■ DESCRIPTION OF THE TASK ■
Can you output the records below exactly as they are written?

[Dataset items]

++++++++++++++++++++

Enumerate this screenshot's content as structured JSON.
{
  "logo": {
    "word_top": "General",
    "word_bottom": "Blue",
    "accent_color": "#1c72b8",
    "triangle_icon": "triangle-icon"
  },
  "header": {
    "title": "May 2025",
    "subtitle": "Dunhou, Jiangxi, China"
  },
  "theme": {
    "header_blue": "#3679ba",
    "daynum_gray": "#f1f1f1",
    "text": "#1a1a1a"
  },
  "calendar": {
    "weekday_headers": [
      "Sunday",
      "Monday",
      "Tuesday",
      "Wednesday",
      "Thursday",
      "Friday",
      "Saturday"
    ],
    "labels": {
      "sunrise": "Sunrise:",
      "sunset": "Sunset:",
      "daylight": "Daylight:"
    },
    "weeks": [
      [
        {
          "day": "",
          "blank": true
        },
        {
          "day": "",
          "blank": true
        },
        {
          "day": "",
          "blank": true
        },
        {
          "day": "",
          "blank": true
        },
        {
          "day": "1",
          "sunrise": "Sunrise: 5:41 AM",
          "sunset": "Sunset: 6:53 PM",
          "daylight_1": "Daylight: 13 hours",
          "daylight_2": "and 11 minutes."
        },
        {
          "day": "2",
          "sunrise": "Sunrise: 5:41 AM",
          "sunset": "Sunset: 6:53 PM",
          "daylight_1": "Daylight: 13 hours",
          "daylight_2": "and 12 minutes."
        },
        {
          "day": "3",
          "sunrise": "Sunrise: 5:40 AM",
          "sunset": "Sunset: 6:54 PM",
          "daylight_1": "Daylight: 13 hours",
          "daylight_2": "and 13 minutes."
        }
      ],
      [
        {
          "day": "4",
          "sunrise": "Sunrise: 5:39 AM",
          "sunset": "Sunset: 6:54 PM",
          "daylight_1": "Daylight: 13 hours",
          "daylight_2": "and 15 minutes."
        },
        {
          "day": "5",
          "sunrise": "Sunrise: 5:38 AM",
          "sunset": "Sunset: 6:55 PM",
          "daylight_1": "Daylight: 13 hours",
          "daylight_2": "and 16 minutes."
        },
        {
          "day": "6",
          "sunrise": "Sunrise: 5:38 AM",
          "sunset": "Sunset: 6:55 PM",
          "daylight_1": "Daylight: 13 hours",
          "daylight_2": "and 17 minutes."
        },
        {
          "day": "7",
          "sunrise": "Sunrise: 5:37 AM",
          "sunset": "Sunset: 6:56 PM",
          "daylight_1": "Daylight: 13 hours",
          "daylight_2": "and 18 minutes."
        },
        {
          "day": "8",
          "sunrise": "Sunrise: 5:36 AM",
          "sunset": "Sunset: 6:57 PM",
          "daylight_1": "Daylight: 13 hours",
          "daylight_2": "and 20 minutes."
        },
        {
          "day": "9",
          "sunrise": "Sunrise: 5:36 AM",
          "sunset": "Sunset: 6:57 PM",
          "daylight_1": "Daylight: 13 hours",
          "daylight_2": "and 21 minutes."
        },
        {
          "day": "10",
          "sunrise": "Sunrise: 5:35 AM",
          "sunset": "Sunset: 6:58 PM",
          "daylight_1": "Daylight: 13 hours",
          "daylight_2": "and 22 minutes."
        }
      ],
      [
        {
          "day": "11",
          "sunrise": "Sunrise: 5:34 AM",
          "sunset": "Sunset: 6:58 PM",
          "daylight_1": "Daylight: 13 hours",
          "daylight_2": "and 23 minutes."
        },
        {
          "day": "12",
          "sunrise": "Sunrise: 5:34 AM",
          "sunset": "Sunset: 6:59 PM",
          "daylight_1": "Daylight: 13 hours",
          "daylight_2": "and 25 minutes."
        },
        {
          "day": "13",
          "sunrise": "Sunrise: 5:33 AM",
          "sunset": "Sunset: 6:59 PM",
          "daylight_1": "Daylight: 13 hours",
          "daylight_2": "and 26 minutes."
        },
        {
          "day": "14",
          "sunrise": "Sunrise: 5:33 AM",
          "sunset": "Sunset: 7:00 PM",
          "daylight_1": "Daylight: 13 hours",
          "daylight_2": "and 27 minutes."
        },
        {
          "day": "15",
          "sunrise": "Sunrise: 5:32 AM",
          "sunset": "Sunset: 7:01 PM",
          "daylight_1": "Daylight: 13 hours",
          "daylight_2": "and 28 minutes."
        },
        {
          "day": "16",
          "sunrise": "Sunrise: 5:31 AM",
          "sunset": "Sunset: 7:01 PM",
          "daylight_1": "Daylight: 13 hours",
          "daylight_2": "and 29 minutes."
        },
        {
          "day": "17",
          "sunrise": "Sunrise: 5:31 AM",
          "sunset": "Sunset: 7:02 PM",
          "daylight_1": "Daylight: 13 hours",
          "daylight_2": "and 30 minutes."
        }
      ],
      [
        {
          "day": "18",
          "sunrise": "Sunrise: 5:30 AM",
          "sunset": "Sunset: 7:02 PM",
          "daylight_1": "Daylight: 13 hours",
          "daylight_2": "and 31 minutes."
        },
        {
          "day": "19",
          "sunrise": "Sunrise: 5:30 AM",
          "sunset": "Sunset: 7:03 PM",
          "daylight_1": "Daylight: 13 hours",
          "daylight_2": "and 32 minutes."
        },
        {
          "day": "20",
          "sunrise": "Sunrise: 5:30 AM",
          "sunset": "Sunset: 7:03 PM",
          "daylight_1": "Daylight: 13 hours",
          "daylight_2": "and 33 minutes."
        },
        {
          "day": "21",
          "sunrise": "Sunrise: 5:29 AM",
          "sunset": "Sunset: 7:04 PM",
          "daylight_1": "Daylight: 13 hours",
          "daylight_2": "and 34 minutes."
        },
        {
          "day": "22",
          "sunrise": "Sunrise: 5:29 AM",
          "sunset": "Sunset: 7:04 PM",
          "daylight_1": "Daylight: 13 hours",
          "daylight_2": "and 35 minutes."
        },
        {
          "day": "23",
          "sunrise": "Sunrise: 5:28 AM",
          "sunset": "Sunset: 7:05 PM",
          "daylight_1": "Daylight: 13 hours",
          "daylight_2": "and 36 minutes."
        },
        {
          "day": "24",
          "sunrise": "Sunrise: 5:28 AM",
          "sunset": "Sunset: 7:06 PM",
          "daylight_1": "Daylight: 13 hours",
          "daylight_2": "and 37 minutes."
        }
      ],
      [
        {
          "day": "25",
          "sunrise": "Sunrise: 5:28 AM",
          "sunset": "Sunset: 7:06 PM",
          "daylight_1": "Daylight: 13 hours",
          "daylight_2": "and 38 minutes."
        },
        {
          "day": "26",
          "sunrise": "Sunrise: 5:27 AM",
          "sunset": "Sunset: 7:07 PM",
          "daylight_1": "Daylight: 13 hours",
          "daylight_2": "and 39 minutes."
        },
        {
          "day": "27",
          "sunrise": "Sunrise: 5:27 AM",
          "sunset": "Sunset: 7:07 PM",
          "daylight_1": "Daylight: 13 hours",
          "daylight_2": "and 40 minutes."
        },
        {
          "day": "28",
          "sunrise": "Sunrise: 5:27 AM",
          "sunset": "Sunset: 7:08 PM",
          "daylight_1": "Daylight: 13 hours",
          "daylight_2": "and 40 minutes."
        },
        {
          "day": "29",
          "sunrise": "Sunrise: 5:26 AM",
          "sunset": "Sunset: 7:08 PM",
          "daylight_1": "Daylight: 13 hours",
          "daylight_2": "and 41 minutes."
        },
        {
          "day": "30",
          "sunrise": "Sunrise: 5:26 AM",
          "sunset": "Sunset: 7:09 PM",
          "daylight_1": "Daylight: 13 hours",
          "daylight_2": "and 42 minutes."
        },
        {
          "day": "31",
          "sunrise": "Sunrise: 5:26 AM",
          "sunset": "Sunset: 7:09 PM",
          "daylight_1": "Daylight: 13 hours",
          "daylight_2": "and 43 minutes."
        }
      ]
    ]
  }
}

++++++++++++++++++++

■ OUTPUT ■
Enumerate this screenshot's content as structured JSON.
{
  "logo": {
    "word_top": "General",
    "word_bottom": "Blue",
    "accent_color": "#1c72b8",
    "triangle_icon": "triangle-icon"
  },
  "header": {
    "title": "May 2025",
    "subtitle": "Dunhou, Jiangxi, China"
  },
  "theme": {
    "header_blue": "#3679ba",
    "daynum_gray": "#f1f1f1",
    "text": "#1a1a1a"
  },
  "calendar": {
    "weekday_headers": [
      "Sunday",
      "Monday",
      "Tuesday",
      "Wednesday",
      "Thursday",
      "Friday",
      "Saturday"
    ],
    "labels": {
      "sunrise": "Sunrise:",
      "sunset": "Sunset:",
      "daylight": "Daylight:"
    },
    "weeks": [
      [
        {
          "day": "",
          "blank": true
        },
        {
          "day": "",
          "blank": true
        },
        {
          "day": "",
          "blank": true
        },
        {
          "day": "",
          "blank": true
        },
        {
          "day": "1",
          "sunrise": "Sunrise: 5:41 AM",
          "sunset": "Sunset: 6:53 PM",
          "daylight_1": "Daylight: 13 hours",
          "daylight_2": "and 11 minutes."
        },
        {
          "day": "2",
          "sunrise": "Sunrise: 5:41 AM",
          "sunset": "Sunset: 6:53 PM",
          "daylight_1": "Daylight: 13 hours",
          "daylight_2": "and 12 minutes."
        },
        {
          "day": "3",
          "sunrise": "Sunrise: 5:40 AM",
          "sunset": "Sunset: 6:54 PM",
          "daylight_1": "Daylight: 13 hours",
          "daylight_2": "and 13 minutes."
        }
      ],
      [
        {
          "day": "4",
          "sunrise": "Sunrise: 5:39 AM",
          "sunset": "Sunset: 6:54 PM",
          "daylight_1": "Daylight: 13 hours",
          "daylight_2": "and 15 minutes."
        },
        {
          "day": "5",
          "sunrise": "Sunrise: 5:38 AM",
          "sunset": "Sunset: 6:55 PM",
          "daylight_1": "Daylight: 13 hours",
          "daylight_2": "and 16 minutes."
        },
        {
          "day": "6",
          "sunrise": "Sunrise: 5:38 AM",
          "sunset": "Sunset: 6:55 PM",
          "daylight_1": "Daylight: 13 hours",
          "daylight_2": "and 17 minutes."
        },
        {
          "day": "7",
          "sunrise": "Sunrise: 5:37 AM",
          "sunset": "Sunset: 6:56 PM",
          "daylight_1": "Daylight: 13 hours",
          "daylight_2": "and 18 minutes."
        },
        {
          "day": "8",
          "sunrise": "Sunrise: 5:36 AM",
          "sunset": "Sunset: 6:57 PM",
          "daylight_1": "Daylight: 13 hours",
          "daylight_2": "and 20 minutes."
        },
        {
          "day": "9",
          "sunrise": "Sunrise: 5:36 AM",
          "sunset": "Sunset: 6:57 PM",
          "daylight_1": "Daylight: 13 hours",
          "daylight_2": "and 21 minutes."
        },
        {
          "day": "10",
          "sunrise": "Sunrise: 5:35 AM",
          "sunset": "Sunset: 6:58 PM",
          "daylight_1": "Daylight: 13 hours",
          "daylight_2": "and 22 minutes."
        }
      ],
      [
        {
          "day": "11",
          "sunrise": "Sunrise: 5:34 AM",
          "sunset": "Sunset: 6:58 PM",
          "daylight_1": "Daylight: 13 hours",
          "daylight_2": "and 23 minutes."
        },
        {
          "day": "12",
          "sunrise": "Sunrise: 5:34 AM",
          "sunset": "Sunset: 6:59 PM",
          "daylight_1": "Daylight: 13 hours",
          "daylight_2": "and 25 minutes."
        },
        {
          "day": "13",
          "sunrise": "Sunrise: 5:33 AM",
          "sunset": "Sunset: 6:59 PM",
          "daylight_1": "Daylight: 13 hours",
          "daylight_2": "and 26 minutes."
        },
        {
          "day": "14",
          "sunrise": "Sunrise: 5:33 AM",
          "sunset": "Sunset: 7:00 PM",
          "daylight_1": "Daylight: 13 hours",
          "daylight_2": "and 27 minutes."
        },
        {
          "day": "15",
          "sunrise": "Sunrise: 5:32 AM",
          "sunset": "Sunset: 7:01 PM",
          "daylight_1": "Daylight: 13 hours",
          "daylight_2": "and 28 minutes."
        },
        {
          "day": "16",
          "sunrise": "Sunrise: 5:31 AM",
          "sunset": "Sunset: 7:01 PM",
          "daylight_1": "Daylight: 13 hours",
          "daylight_2": "and 29 minutes."
        },
        {
          "day": "17",
          "sunrise": "Sunrise: 5:31 AM",
          "sunset": "Sunset: 7:02 PM",
          "daylight_1": "Daylight: 13 hours",
          "daylight_2": "and 30 minutes."
        }
      ],
      [
        {
          "day": "18",
          "sunrise": "Sunrise: 5:30 AM",
          "sunset": "Sunset: 7:02 PM",
          "daylight_1": "Daylight: 13 hours",
          "daylight_2": "and 31 minutes."
        },
        {
          "day": "19",
          "sunrise": "Sunrise: 5:30 AM",
          "sunset": "Sunset: 7:03 PM",
          "daylight_1": "Daylight: 13 hours",
          "daylight_2": "and 32 minutes."
        },
        {
          "day": "20",
          "sunrise": "Sunrise: 5:30 AM",
          "sunset": "Sunset: 7:03 PM",
          "daylight_1": "Daylight: 13 hours",
          "daylight_2": "and 33 minutes."
        },
        {
          "day": "21",
          "sunrise": "Sunrise: 5:29 AM",
          "sunset": "Sunset: 7:04 PM",
          "daylight_1": "Daylight: 13 hours",
          "daylight_2": "and 34 minutes."
        },
        {
          "day": "22",
          "sunrise": "Sunrise: 5:29 AM",
          "sunset": "Sunset: 7:04 PM",
          "daylight_1": "Daylight: 13 hours",
          "daylight_2": "and 35 minutes."
        },
        {
          "day": "23",
          "sunrise": "Sunrise: 5:28 AM",
          "sunset": "Sunset: 7:05 PM",
          "daylight_1": "Daylight: 13 hours",
          "daylight_2": "and 36 minutes."
        },
        {
          "day": "24",
          "sunrise": "Sunrise: 5:28 AM",
          "sunset": "Sunset: 7:06 PM",
          "daylight_1": "Daylight: 13 hours",
          "daylight_2": "and 37 minutes."
        }
      ],
      [
        {
          "day": "25",
          "sunrise": "Sunrise: 5:28 AM",
          "sunset": "Sunset: 7:06 PM",
          "daylight_1": "Daylight: 13 hours",
          "daylight_2": "and 38 minutes."
        },
        {
          "day": "26",
          "sunrise": "Sunrise: 5:27 AM",
          "sunset": "Sunset: 7:07 PM",
          "daylight_1": "Daylight: 13 hours",
          "daylight_2": "and 39 minutes."
        },
        {
          "day": "27",
          "sunrise": "Sunrise: 5:27 AM",
          "sunset": "Sunset: 7:07 PM",
          "daylight_1": "Daylight: 13 hours",
          "daylight_2": "and 40 minutes."
        },
        {
          "day": "28",
          "sunrise": "Sunrise: 5:27 AM",
          "sunset": "Sunset: 7:08 PM",
          "daylight_1": "Daylight: 13 hours",
          "daylight_2": "and 40 minutes."
        },
        {
          "day": "29",
          "sunrise": "Sunrise: 5:26 AM",
          "sunset": "Sunset: 7:08 PM",
          "daylight_1": "Daylight: 13 hours",
          "daylight_2": "and 41 minutes."
        },
        {
          "day": "30",
          "sunrise": "Sunrise: 5:26 AM",
          "sunset": "Sunset: 7:09 PM",
          "daylight_1": "Daylight: 13 hours",
          "daylight_2": "and 42 minutes."
        },
        {
          "day": "31",
          "sunrise": "Sunrise: 5:26 AM",
          "sunset": "Sunset: 7:09 PM",
          "daylight_1": "Daylight: 13 hours",
          "daylight_2": "and 43 minutes."
        }
      ]
    ]
  }
}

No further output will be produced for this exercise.